Given exercise: Scan the data for lines with "Руководитель" and report the count by itself.

Record list:
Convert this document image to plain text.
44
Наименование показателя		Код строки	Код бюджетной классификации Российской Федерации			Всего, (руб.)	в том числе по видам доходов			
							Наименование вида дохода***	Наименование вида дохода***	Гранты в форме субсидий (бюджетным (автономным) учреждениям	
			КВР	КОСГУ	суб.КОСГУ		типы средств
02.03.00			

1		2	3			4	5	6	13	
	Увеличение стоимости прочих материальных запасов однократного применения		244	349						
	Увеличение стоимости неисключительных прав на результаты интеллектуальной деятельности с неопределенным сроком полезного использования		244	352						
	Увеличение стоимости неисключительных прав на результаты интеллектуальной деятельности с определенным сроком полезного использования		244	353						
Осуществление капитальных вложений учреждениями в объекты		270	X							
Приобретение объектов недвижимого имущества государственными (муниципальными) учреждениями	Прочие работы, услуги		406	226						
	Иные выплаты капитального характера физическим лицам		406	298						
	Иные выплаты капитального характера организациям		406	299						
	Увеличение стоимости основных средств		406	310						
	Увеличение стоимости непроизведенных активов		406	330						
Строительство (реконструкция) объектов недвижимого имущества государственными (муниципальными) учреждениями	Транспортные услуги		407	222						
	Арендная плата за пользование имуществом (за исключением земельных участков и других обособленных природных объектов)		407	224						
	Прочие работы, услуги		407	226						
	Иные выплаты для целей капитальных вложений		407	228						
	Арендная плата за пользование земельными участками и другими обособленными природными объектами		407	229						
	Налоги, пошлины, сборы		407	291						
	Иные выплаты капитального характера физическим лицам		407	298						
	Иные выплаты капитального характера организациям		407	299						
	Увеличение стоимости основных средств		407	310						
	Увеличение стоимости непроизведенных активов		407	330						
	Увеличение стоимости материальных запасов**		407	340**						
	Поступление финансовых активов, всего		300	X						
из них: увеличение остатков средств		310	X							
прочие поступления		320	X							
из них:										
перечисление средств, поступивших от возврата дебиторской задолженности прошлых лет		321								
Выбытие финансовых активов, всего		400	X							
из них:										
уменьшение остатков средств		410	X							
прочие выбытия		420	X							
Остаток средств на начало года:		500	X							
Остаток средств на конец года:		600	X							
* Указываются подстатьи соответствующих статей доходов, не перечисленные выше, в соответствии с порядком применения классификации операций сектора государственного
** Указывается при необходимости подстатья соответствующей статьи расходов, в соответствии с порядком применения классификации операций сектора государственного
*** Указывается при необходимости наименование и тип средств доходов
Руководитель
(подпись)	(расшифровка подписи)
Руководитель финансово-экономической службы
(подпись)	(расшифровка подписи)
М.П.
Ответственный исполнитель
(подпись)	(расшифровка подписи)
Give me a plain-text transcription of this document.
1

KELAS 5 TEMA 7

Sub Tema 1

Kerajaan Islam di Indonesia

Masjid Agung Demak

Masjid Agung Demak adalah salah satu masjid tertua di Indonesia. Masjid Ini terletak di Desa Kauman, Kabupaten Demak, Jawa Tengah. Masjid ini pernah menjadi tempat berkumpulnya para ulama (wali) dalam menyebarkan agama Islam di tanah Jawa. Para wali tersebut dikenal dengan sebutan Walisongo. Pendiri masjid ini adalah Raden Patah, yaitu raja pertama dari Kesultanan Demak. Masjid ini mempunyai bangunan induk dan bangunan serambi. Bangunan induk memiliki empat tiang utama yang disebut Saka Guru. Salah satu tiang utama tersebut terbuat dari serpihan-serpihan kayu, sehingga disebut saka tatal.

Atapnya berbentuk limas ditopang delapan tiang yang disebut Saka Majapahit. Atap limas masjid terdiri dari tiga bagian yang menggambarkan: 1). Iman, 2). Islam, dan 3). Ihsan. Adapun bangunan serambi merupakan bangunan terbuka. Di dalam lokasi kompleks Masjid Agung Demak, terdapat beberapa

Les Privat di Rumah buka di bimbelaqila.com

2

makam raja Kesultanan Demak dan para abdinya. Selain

Solution below: 2